Thursday, December 30, 2004

It's nearly done

Well, here it is, my first official evening of Nothing To Do for a long time. Ahh. And I sit here at work and look forward to it tremendously. I know it can't live up to my expectations because in the final end I am someone who looks forward to having stuff to do. But, as I sit here at my desk and think longingly about an evening with nothing planned it seems downright blissful. To sit at home. To channel surf. To a warm, leisurely bath. To a glass of wine with my husband. It's nice to dream. I know it won't be thus as we will need to run out for groceries and I will get cold and I won't be able to think of anything to eat for supper. And I will get sleepy by 9 pm. And there will be nothing to watch on the telly.

But, right now I just want to think about crawling under the covers and relaxing.

Wednesday, December 29, 2004

Weddings

Yesterday was Leanne's wedding. My first wedding photography job that was a recommendation and not a friend. Woohoo! I so love doing wedding photography. I really hope to do more in my lifetime. I wonder sometimes if I should look into doing it on a part-time basis. I feel blessed to be there as a part of one of the most special days of their lives.

And I cried. I nearly always tear up at weddings now when I see the father walking his daughter down the aisle. There is nothing I can do about it and I recognize that my wedding was beautiful but it still makes me a tiny bit jealous when I see that.

But then, more than that, they had the nerve to play Butterfly Kisses for the father/daughter dance. And while I recognize completely that I never would have had a father/daughter dance the song still brought me to tears. I think partially because I wasn't prepared for it. Completely caught me by surprise. Very sappy song that in no way is representative of my relationship with my dad but that didn't even seem to matter.

There's two things I know for sure
She was sent here from heaven and she's Daddy's little girl
As I drop to my knees by her bed at night
She talks to Jesus and I close my eyes
And I thank God for all of the joy in my life
Oh, but most of all for..

Butterfly kisses after bedtime prayer
Stickin' little white flowers all up in her hair
"Walk beside the pony Daddy, it's my first ride
I know the cake looks funny Daddy but I sure tried
"Oh, with all that I've done wrong, I must have done something right
To deserve a hug every morning and butterfly kisses at night

Sweet sixteen today
And she's lookin' like her mamma a little more every day
One part woman, the other part girl
To perfume and make-up, from ribbons and curls
Trying her wings out in a great big world
But I remember...
☆ ☆ ☆ ☆ ☆ ☆ ☆
=== EXERCISE REQUIREMENTS ===
Output the blog posts word for word, beginning at the words "But, right now" and stopping after the words "of their lives.".
☆ ☆ ☆ ☆ ☆ ☆ ☆
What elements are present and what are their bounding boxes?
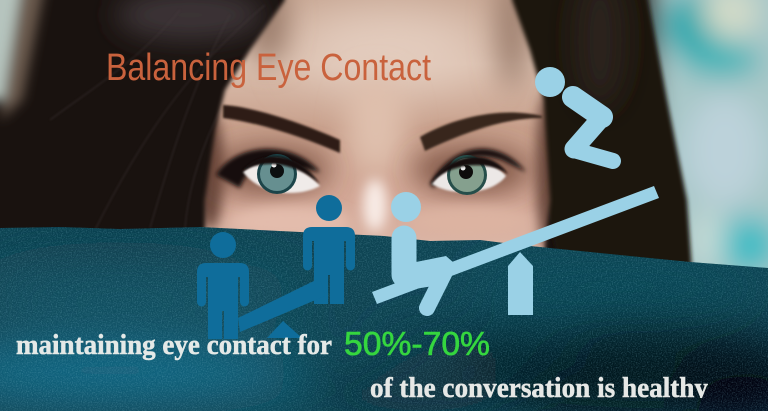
- caption line one: maintaining eye contact for: [16, 330, 332, 361]
- icon: balanced seesaw, dark blue figures: [197, 195, 355, 339]
- icon: unbalanced seesaw, light blue figures: [372, 67, 659, 315]
- highlighted percentage: 50%-70%: [344, 325, 490, 362]
- right eye: [430, 149, 526, 195]
- icon: seated figure: [391, 192, 454, 308]
- title: Balancing Eye Contact: [106, 47, 431, 89]
- icon: tilted seesaw plank: [372, 186, 659, 304]
- icon: seesaw post: [508, 252, 533, 315]
- teal knit scarf: [0, 220, 768, 411]
- caption line two: of the conversation is healthy: [370, 373, 708, 404]
- icon: right standing person: [303, 195, 355, 304]
- woman's face: [202, 0, 552, 248]
- icon: dark seesaw plank: [238, 278, 325, 332]
- icon: figure thrown into the air: [535, 67, 613, 161]
- icon: left standing person: [197, 232, 249, 339]
- icon: dark seesaw pivot: [267, 321, 302, 338]
- right eyebrow: [420, 112, 542, 151]
- left eye: [216, 149, 320, 194]
- left eyebrow: [223, 105, 340, 153]
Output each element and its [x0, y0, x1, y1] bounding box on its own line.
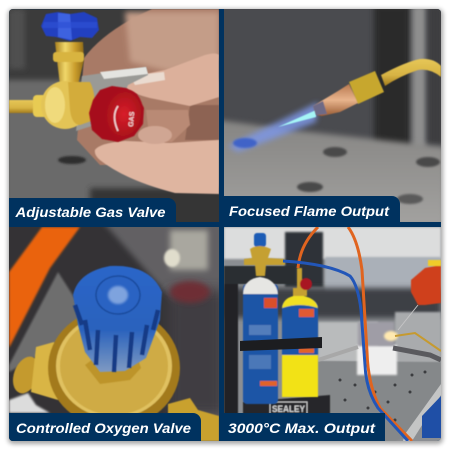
stand: SEALEY: [272, 404, 305, 414]
label: 3000°C Max. Output: 3000°C Max. Output: [228, 420, 376, 436]
orange hose: [9, 227, 80, 348]
photo background: [9, 227, 174, 441]
stand: [224, 265, 331, 413]
label bg: [9, 198, 176, 222]
orange hose: [298, 227, 412, 441]
blue hose: [283, 261, 408, 441]
hand: [77, 9, 219, 194]
panel: focused flame output: [218, 5, 445, 226]
workbench with holes: [218, 120, 445, 226]
label bg: [224, 413, 385, 441]
red valve knob: [89, 86, 146, 142]
white logo on black: [9, 393, 50, 413]
photo background: [224, 9, 441, 222]
panel: 3000°C max output: [224, 227, 441, 441]
yellow gas cylinder: [282, 268, 318, 397]
label: Adjustable Gas Valve: Adjustable Gas Valve: [14, 204, 166, 220]
flame: [228, 102, 318, 152]
blue handwheel: [41, 12, 99, 41]
photo background: [9, 9, 219, 84]
oxygen cylinder valve: [244, 233, 285, 276]
panel: controlled oxygen valve: [8, 222, 224, 445]
label bg: [224, 196, 400, 222]
label bg: [9, 413, 201, 441]
photo background: [224, 227, 441, 441]
brass valve body: [9, 42, 95, 129]
label: Focused Flame Output: Focused Flame Output: [229, 203, 390, 219]
brass regulator: [8, 308, 219, 441]
black cylinder bracket: [240, 337, 322, 351]
steel work table: [318, 360, 441, 369]
white block and welding spark: [318, 305, 441, 375]
label: Controlled Oxygen Valve: Controlled Oxygen Valve: [16, 420, 191, 436]
torch nozzle: [313, 59, 441, 116]
grey regulator body: [76, 67, 148, 131]
panel: adjustable gas valve: [5, 9, 225, 228]
oxygen cylinder: [243, 277, 278, 404]
blue regulator knob: [73, 266, 162, 372]
red valve knob: GAS: [128, 111, 136, 127]
orange glove: [411, 260, 441, 305]
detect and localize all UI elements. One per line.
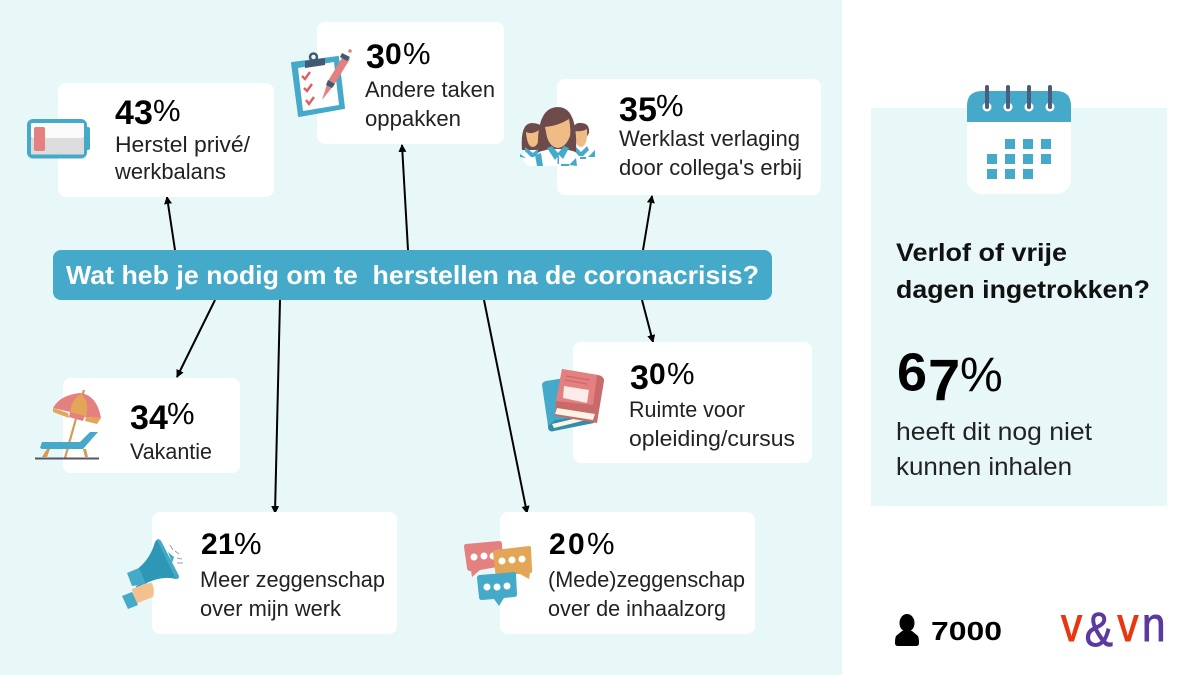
icon: battery [27, 119, 90, 158]
panel: 35% werklast: 3 [619, 91, 638, 129]
panel: 20% medezeggenschap: (Mede)zeggenschap [548, 567, 745, 592]
panel: 20% medezeggenschap: % [587, 526, 615, 561]
panel: 34% vakantie: 4 [149, 399, 168, 437]
panel: 30% opleiding [573, 342, 812, 463]
panel: 20% medezeggenschap [500, 512, 755, 634]
icon: clipboard with pen [292, 49, 352, 116]
panel: 34% vakantie [63, 378, 240, 473]
background panel [0, 0, 842, 675]
panel: verlof sidebar [871, 108, 1167, 506]
panel: 43% privé/werkbalans [58, 83, 274, 197]
panel: verlof sidebar: % [960, 349, 1003, 402]
icon: beach umbrella and lounger [35, 390, 101, 458]
respondent count: 7000 [931, 616, 1002, 646]
panel: 20% medezeggenschap: 0 [568, 528, 585, 561]
panel: 30% andere taken: % [403, 36, 431, 71]
panel: 43% privé/werkbalans: 4 [115, 94, 134, 132]
panel: 30% andere taken [317, 22, 504, 144]
panel: 21% zeggenschap werk: Meer zeggenschap [200, 567, 385, 592]
panel: 43% privé/werkbalans: % [153, 93, 181, 128]
panel: 20% medezeggenschap: 2 [549, 528, 566, 561]
panel: 30% andere taken: oppakken [365, 106, 461, 131]
panel: 35% werklast [557, 79, 821, 195]
panel: 43% privé/werkbalans: Herstel privé/ [115, 132, 251, 157]
icon: speech bubbles [464, 541, 532, 606]
panel: 30% opleiding: Ruimte voor [629, 397, 745, 422]
heading: Verlof of vrije [896, 239, 1067, 267]
panel: 20% medezeggenschap: over de inhaalzorg [548, 596, 726, 621]
icon: colleagues [520, 107, 596, 166]
panel: 35% werklast: Werklast verlaging [619, 126, 800, 151]
panel: 30% andere taken: 3 [366, 38, 385, 76]
panel: 35% werklast: 5 [638, 91, 657, 129]
icon: calendar [967, 87, 1071, 194]
panel: 30% opleiding: % [667, 356, 695, 391]
panel: 21% zeggenschap werk: over mijn werk [200, 596, 342, 621]
panel: 21% zeggenschap werk: 1 [218, 528, 235, 561]
panel: verlof sidebar: kunnen inhalen [896, 453, 1072, 481]
panel: 43% privé/werkbalans: werkbalans [114, 159, 226, 184]
panel: 30% andere taken: 0 [385, 38, 402, 71]
logo: v&vn: v [1117, 597, 1139, 652]
panel: 21% zeggenschap werk: 2 [201, 528, 218, 561]
central question banner [53, 250, 772, 300]
panel: 34% vakantie: Vakantie [130, 439, 212, 464]
panel: 30% opleiding: 0 [649, 358, 666, 391]
panel: 35% werklast: % [656, 88, 684, 123]
logo: v&vn: n [1142, 597, 1165, 652]
panel: 30% opleiding: opleiding/cursus [629, 426, 795, 451]
logo: v&vn: & [1085, 602, 1113, 657]
respondent count [895, 614, 1002, 646]
panel: verlof sidebar: heeft dit nog niet [896, 418, 1092, 446]
panel: 34% vakantie: % [167, 396, 195, 431]
panel: 21% zeggenschap werk [152, 512, 397, 634]
panel: 21% zeggenschap werk: % [234, 526, 262, 561]
panel: 43% privé/werkbalans: 3 [134, 94, 153, 132]
icon: megaphone with hand [122, 539, 183, 609]
icon: person [895, 614, 919, 646]
central question banner: Wat heb je nodig om te herstellen na de coronacrisis? [66, 260, 759, 290]
panel: verlof sidebar: dagen ingetrokken? [896, 276, 1150, 304]
panel: 30% andere taken: Andere taken [365, 77, 495, 102]
panel: 30% opleiding: 3 [630, 359, 649, 397]
panel: verlof sidebar: 6 [897, 342, 927, 402]
arrows [167, 145, 653, 513]
panel: 35% werklast: door collega's erbij [619, 155, 802, 180]
panel: verlof sidebar: 7 [928, 348, 960, 413]
logo: v&vn: v [1061, 597, 1082, 652]
icon: books [542, 369, 604, 431]
panel: 34% vakantie: 3 [130, 399, 149, 437]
☆ ☆ ☆ ☆ ☆ ☆ ☆
=== REPLY ===
But, right now I just want to think about crawling under the covers and relaxing.

Wednesday, December 29, 2004

Weddings

Yesterday was Leanne's wedding. My first wedding photography job that was a recommendation and not a friend. Woohoo! I so love doing wedding photography. I really hope to do more in my lifetime. I wonder sometimes if I should look into doing it on a part-time basis. I feel blessed to be there as a part of one of the most special days of their lives.